Provided data:
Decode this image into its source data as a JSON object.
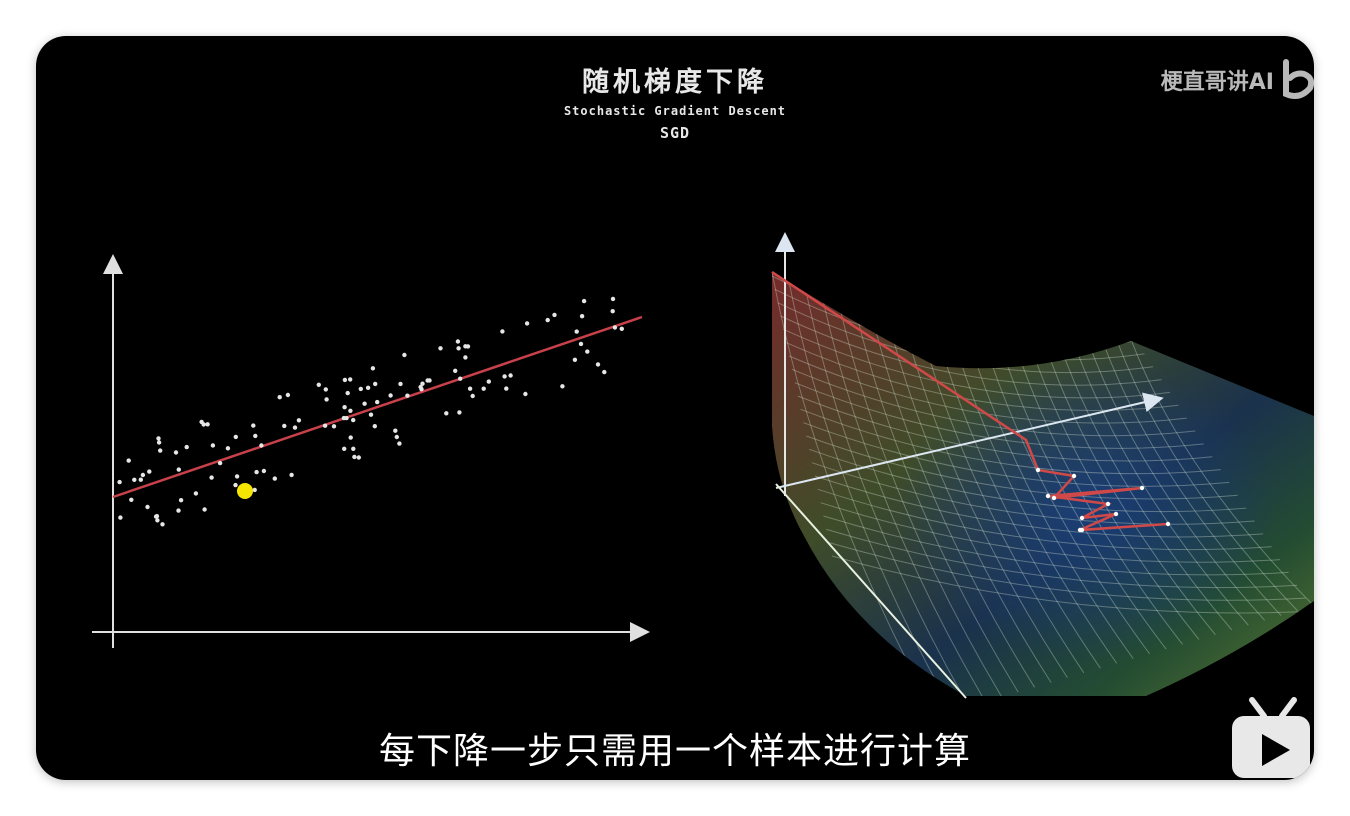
{
  "video": {
    "title": "随机梯度下降",
    "subtitle_en": "Stochastic Gradient Descent",
    "abbreviation": "SGD",
    "watermark": "梗直哥讲AI",
    "caption": "每下降一步只需用一个样本进行计算"
  },
  "colors": {
    "background": "#000000",
    "fit_line": "#c8404a",
    "highlight_point": "#f4e600",
    "points": "#e6e6e6",
    "axes": "#e0e0e0"
  },
  "icons": {
    "watermark_logo": "bilibili-b-icon",
    "tv": "bilibili-tv-icon",
    "play": "play-icon"
  }
}
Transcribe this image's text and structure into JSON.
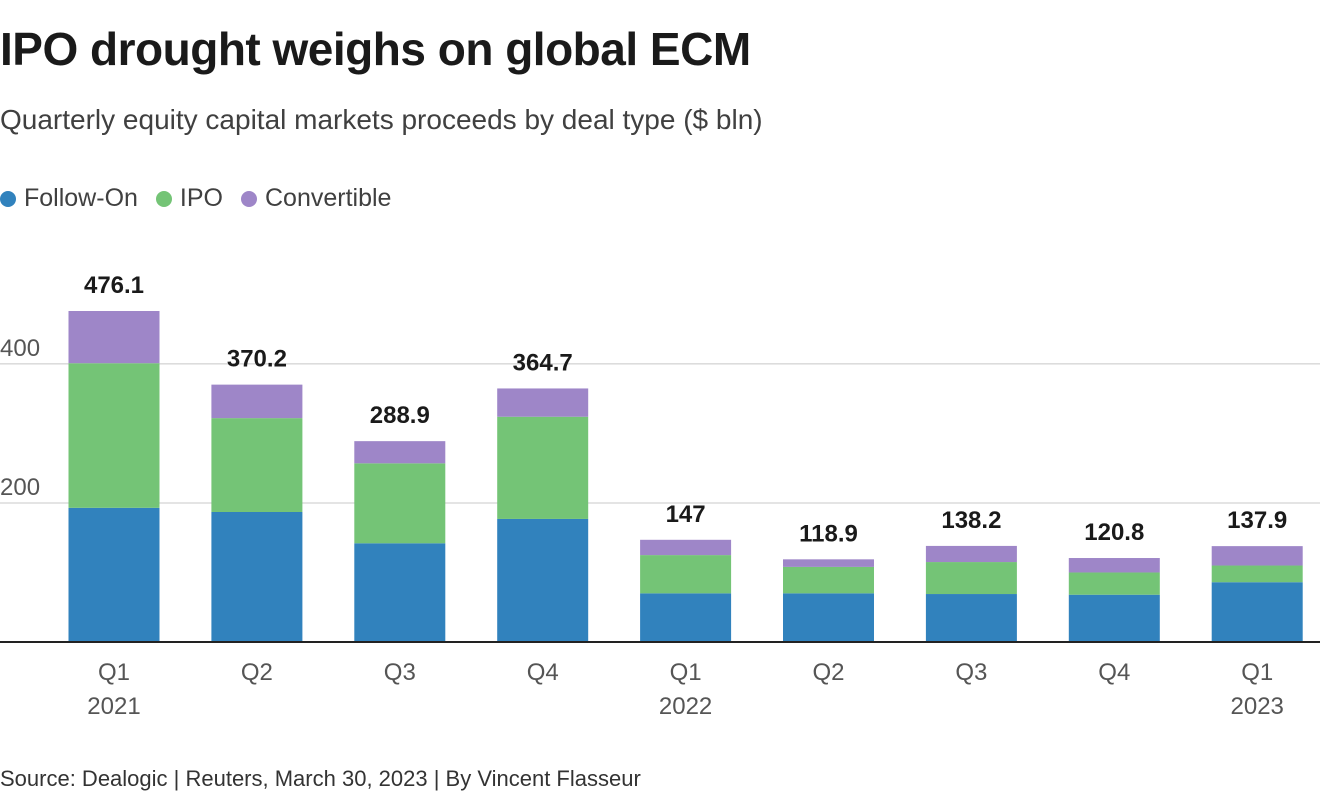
{
  "header": {
    "title": "IPO drought weighs on global ECM",
    "subtitle": "Quarterly equity capital markets proceeds by deal type ($ bln)"
  },
  "legend": [
    {
      "name": "Follow-On",
      "color": "#3182bd"
    },
    {
      "name": "IPO",
      "color": "#74c476"
    },
    {
      "name": "Convertible",
      "color": "#9e86c8"
    }
  ],
  "footer": {
    "source": "Source: Dealogic | Reuters, March 30, 2023 | By Vincent Flasseur"
  },
  "chart_data": {
    "type": "bar",
    "stacked": true,
    "title": "IPO drought weighs on global ECM",
    "subtitle": "Quarterly equity capital markets proceeds by deal type ($ bln)",
    "categories": [
      {
        "quarter": "Q1",
        "year": "2021"
      },
      {
        "quarter": "Q2",
        "year": ""
      },
      {
        "quarter": "Q3",
        "year": ""
      },
      {
        "quarter": "Q4",
        "year": ""
      },
      {
        "quarter": "Q1",
        "year": "2022"
      },
      {
        "quarter": "Q2",
        "year": ""
      },
      {
        "quarter": "Q3",
        "year": ""
      },
      {
        "quarter": "Q4",
        "year": ""
      },
      {
        "quarter": "Q1",
        "year": "2023"
      }
    ],
    "series": [
      {
        "name": "Follow-On",
        "color": "#3182bd",
        "values": [
          193,
          187,
          142,
          177,
          70,
          70,
          69,
          68,
          86
        ]
      },
      {
        "name": "IPO",
        "color": "#74c476",
        "values": [
          208,
          135,
          115,
          147,
          55,
          38,
          46,
          32,
          24
        ]
      },
      {
        "name": "Convertible",
        "color": "#9e86c8",
        "values": [
          75.1,
          48.2,
          31.9,
          40.7,
          22,
          10.9,
          23.2,
          20.8,
          27.9
        ]
      }
    ],
    "totals": [
      "476.1",
      "370.2",
      "288.9",
      "364.7",
      "147",
      "118.9",
      "138.2",
      "120.8",
      "137.9"
    ],
    "ylim": [
      0,
      476.1
    ],
    "yticks": [
      200,
      400
    ],
    "grid": true,
    "legend_position": "top-left"
  }
}
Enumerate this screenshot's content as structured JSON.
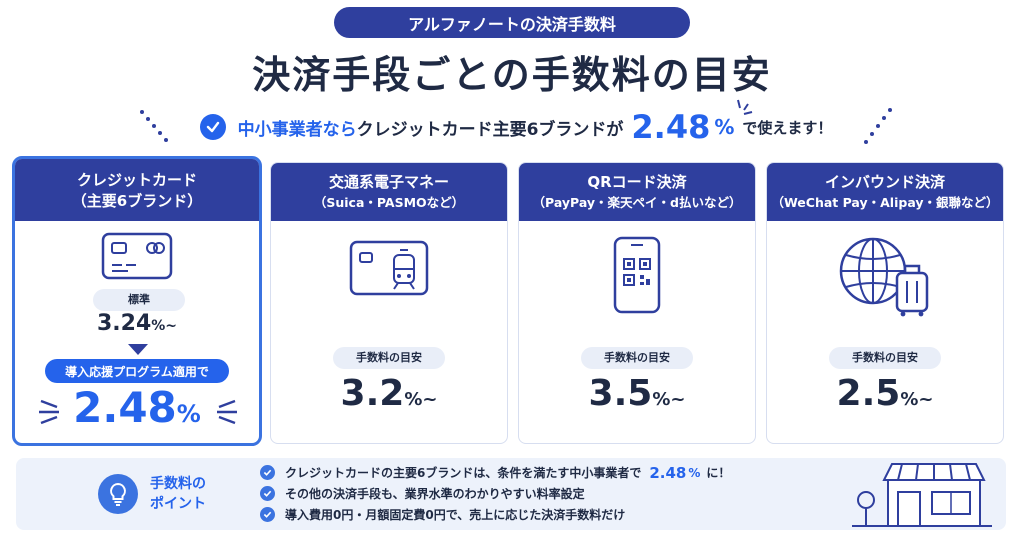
{
  "header": {
    "pill": "アルファノートの決済手数料",
    "title": "決済手段ごとの手数料の目安",
    "sub_a": "中小事業者なら",
    "sub_b": "クレジットカード主要6ブランドが",
    "sub_rate": "2.48",
    "sub_pct": "%",
    "sub_end": "で使えます！"
  },
  "cards": [
    {
      "title": "クレジットカード",
      "subtitle": "（主要6ブランド）",
      "icon": "credit-card-icon",
      "standard_label": "標準",
      "standard_rate": "3.24",
      "standard_unit": "%~",
      "program_label": "導入応援プログラム適用で",
      "program_rate": "2.48",
      "program_unit": "%"
    },
    {
      "title": "交通系電子マネー",
      "subtitle": "（Suica・PASMOなど）",
      "icon": "transit-card-icon",
      "label": "手数料の目安",
      "rate": "3.2",
      "unit": "%~"
    },
    {
      "title": "QRコード決済",
      "subtitle": "（PayPay・楽天ペイ・d払いなど）",
      "icon": "qr-phone-icon",
      "label": "手数料の目安",
      "rate": "3.5",
      "unit": "%~"
    },
    {
      "title": "インバウンド決済",
      "subtitle": "（WeChat Pay・Alipay・銀聯など）",
      "icon": "globe-luggage-icon",
      "label": "手数料の目安",
      "rate": "2.5",
      "unit": "%~"
    }
  ],
  "points": {
    "title_1": "手数料の",
    "title_2": "ポイント",
    "icon": "lightbulb-icon",
    "items": [
      {
        "text": "クレジットカードの主要6ブランドは、条件を満たす中小事業者で",
        "hl": "2.48",
        "hl_unit": "%",
        "tail": "に！"
      },
      {
        "text": "その他の決済手段も、業界水準のわかりやすい料率設定"
      },
      {
        "text": "導入費用0円・月額固定費0円で、売上に応じた決済手数料だけ"
      }
    ],
    "illustration": "storefront-icon"
  },
  "colors": {
    "navy": "#2f3f9e",
    "accent_blue": "#2563eb",
    "text_dark": "#1f2a44",
    "panel_bg": "#edf2fb"
  }
}
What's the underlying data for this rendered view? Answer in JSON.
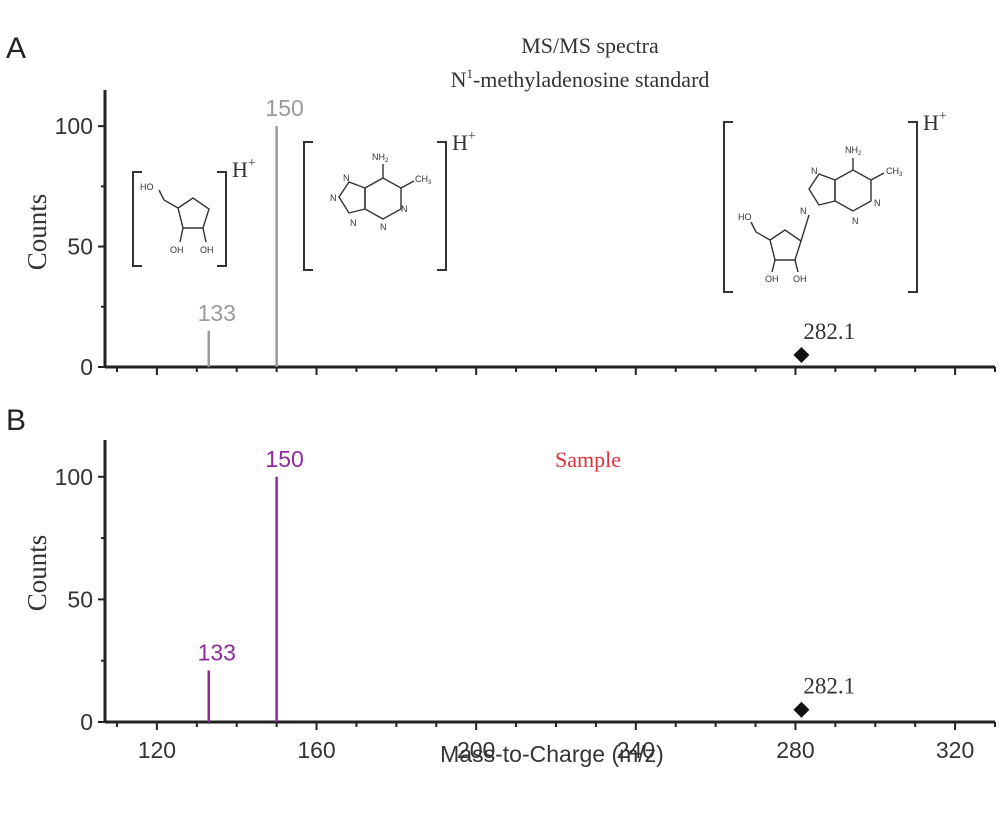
{
  "chart_data": [
    {
      "type": "bar",
      "panel_label": "A",
      "title_line1": "MS/MS spectra",
      "title_line2_prefix": "N",
      "title_line2_sup": "1",
      "title_line2_rest": "-methyladenosine standard",
      "ylabel": "Counts",
      "ylim": [
        0,
        115
      ],
      "yticks": [
        0,
        50,
        100
      ],
      "xlim": [
        107,
        330
      ],
      "peaks": [
        {
          "x": 133,
          "y": 15,
          "label": "133"
        },
        {
          "x": 150,
          "y": 100,
          "label": "150"
        }
      ],
      "marker": {
        "x": 281.5,
        "y": 5,
        "label": "282.1"
      },
      "peak_color": "#9a9a9a",
      "ion_label": "H",
      "ion_charge": "+"
    },
    {
      "type": "bar",
      "panel_label": "B",
      "subtitle": "Sample",
      "subtitle_color": "#e0303a",
      "ylabel": "Counts",
      "xlabel": "Mass-to-Charge (m/z)",
      "ylim": [
        0,
        115
      ],
      "yticks": [
        0,
        50,
        100
      ],
      "xlim": [
        107,
        330
      ],
      "xticks": [
        120,
        160,
        200,
        240,
        280,
        320
      ],
      "peaks": [
        {
          "x": 133,
          "y": 21,
          "label": "133"
        },
        {
          "x": 150,
          "y": 100,
          "label": "150"
        }
      ],
      "marker": {
        "x": 281.5,
        "y": 5,
        "label": "282.1"
      },
      "peak_color": "#8e2a9e"
    }
  ],
  "structures": {
    "amine": "NH",
    "amine_sub": "2",
    "methyl": "CH",
    "methyl_sub": "3",
    "hydroxyl": "OH",
    "ho": "HO",
    "nitrogen": "N"
  }
}
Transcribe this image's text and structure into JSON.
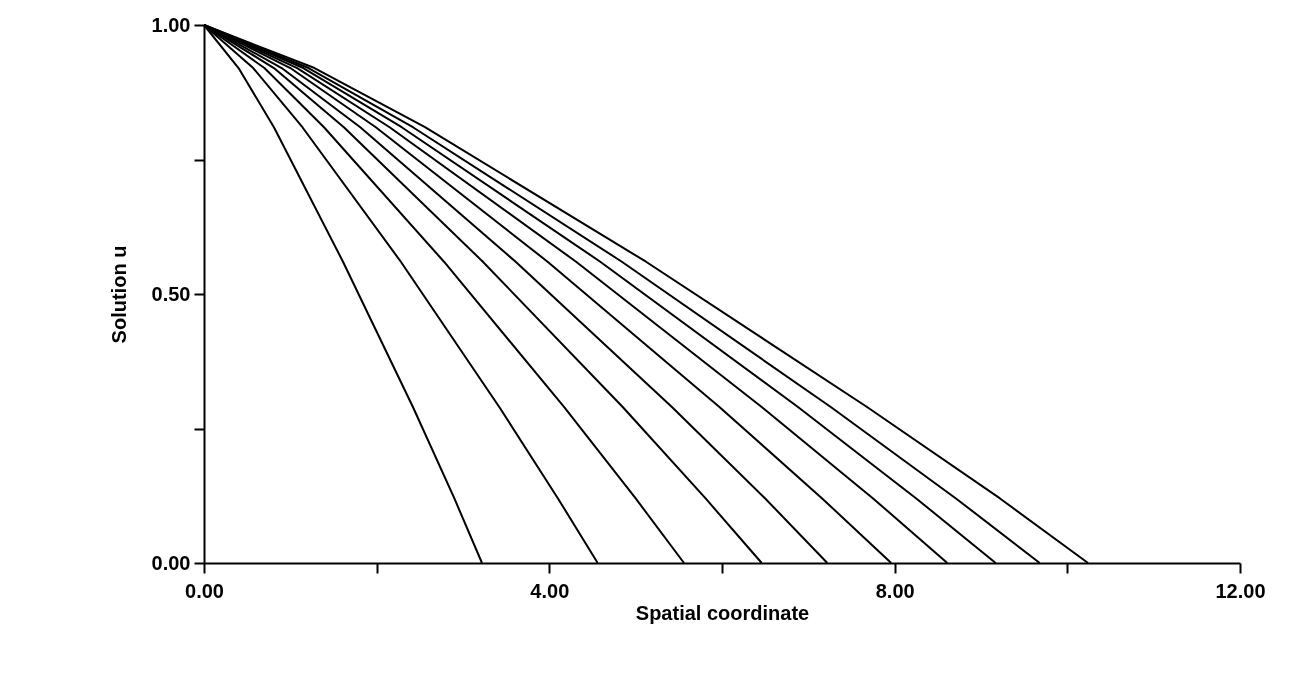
{
  "chart_data": {
    "type": "line",
    "xlabel": "Spatial coordinate",
    "ylabel": "Solution u",
    "xlim": [
      0,
      12
    ],
    "ylim": [
      0,
      1
    ],
    "xticks": [
      {
        "value": 0,
        "label": "0.00"
      },
      {
        "value": 2,
        "label": null
      },
      {
        "value": 4,
        "label": "4.00"
      },
      {
        "value": 6,
        "label": null
      },
      {
        "value": 8,
        "label": "8.00"
      },
      {
        "value": 10,
        "label": null
      },
      {
        "value": 12,
        "label": "12.00"
      }
    ],
    "yticks": [
      {
        "value": 0,
        "label": "0.00"
      },
      {
        "value": 0.25,
        "label": null
      },
      {
        "value": 0.5,
        "label": "0.50"
      },
      {
        "value": 0.75,
        "label": null
      },
      {
        "value": 1,
        "label": "1.00"
      }
    ],
    "grid": false,
    "series": [
      {
        "color": "#000000",
        "x": [
          0,
          0.4,
          0.81,
          1.61,
          2.42,
          2.9,
          3.22
        ],
        "values": [
          1,
          0.92,
          0.81,
          0.56,
          0.29,
          0.12,
          0
        ]
      },
      {
        "color": "#000000",
        "x": [
          0,
          0.57,
          1.14,
          2.28,
          3.42,
          4.1,
          4.56
        ],
        "values": [
          1,
          0.92,
          0.81,
          0.56,
          0.29,
          0.12,
          0
        ]
      },
      {
        "color": "#000000",
        "x": [
          0,
          0.7,
          1.39,
          2.78,
          4.17,
          5.0,
          5.56
        ],
        "values": [
          1,
          0.92,
          0.81,
          0.56,
          0.29,
          0.12,
          0
        ]
      },
      {
        "color": "#000000",
        "x": [
          0,
          0.81,
          1.62,
          3.23,
          4.85,
          5.81,
          6.46
        ],
        "values": [
          1,
          0.92,
          0.81,
          0.56,
          0.29,
          0.12,
          0
        ]
      },
      {
        "color": "#000000",
        "x": [
          0,
          0.9,
          1.81,
          3.61,
          5.42,
          6.5,
          7.22
        ],
        "values": [
          1,
          0.92,
          0.81,
          0.56,
          0.29,
          0.12,
          0
        ]
      },
      {
        "color": "#000000",
        "x": [
          0,
          1.0,
          1.99,
          3.98,
          5.97,
          7.16,
          7.96
        ],
        "values": [
          1,
          0.92,
          0.81,
          0.56,
          0.29,
          0.12,
          0
        ]
      },
      {
        "color": "#000000",
        "x": [
          0,
          1.08,
          2.15,
          4.31,
          6.46,
          7.75,
          8.61
        ],
        "values": [
          1,
          0.92,
          0.81,
          0.56,
          0.29,
          0.12,
          0
        ]
      },
      {
        "color": "#000000",
        "x": [
          0,
          1.15,
          2.29,
          4.59,
          6.88,
          8.25,
          9.17
        ],
        "values": [
          1,
          0.92,
          0.81,
          0.56,
          0.29,
          0.12,
          0
        ]
      },
      {
        "color": "#000000",
        "x": [
          0,
          1.21,
          2.42,
          4.84,
          7.26,
          8.71,
          9.68
        ],
        "values": [
          1,
          0.92,
          0.81,
          0.56,
          0.29,
          0.12,
          0
        ]
      },
      {
        "color": "#000000",
        "x": [
          0,
          1.28,
          2.56,
          5.12,
          7.68,
          9.22,
          10.24
        ],
        "values": [
          1,
          0.92,
          0.81,
          0.56,
          0.29,
          0.12,
          0
        ]
      }
    ]
  }
}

Exercise:
Pull out every line holding "JSON" from the records above, and copy it.

Result:
Decode this image into its source data as a JSON object.
Transcribe this image's text and structure into JSON.
Enumerate this screenshot's content as structured JSON.
What's the underlying data for this rendered view? Answer in JSON.
Transcribe this image's text and structure into JSON.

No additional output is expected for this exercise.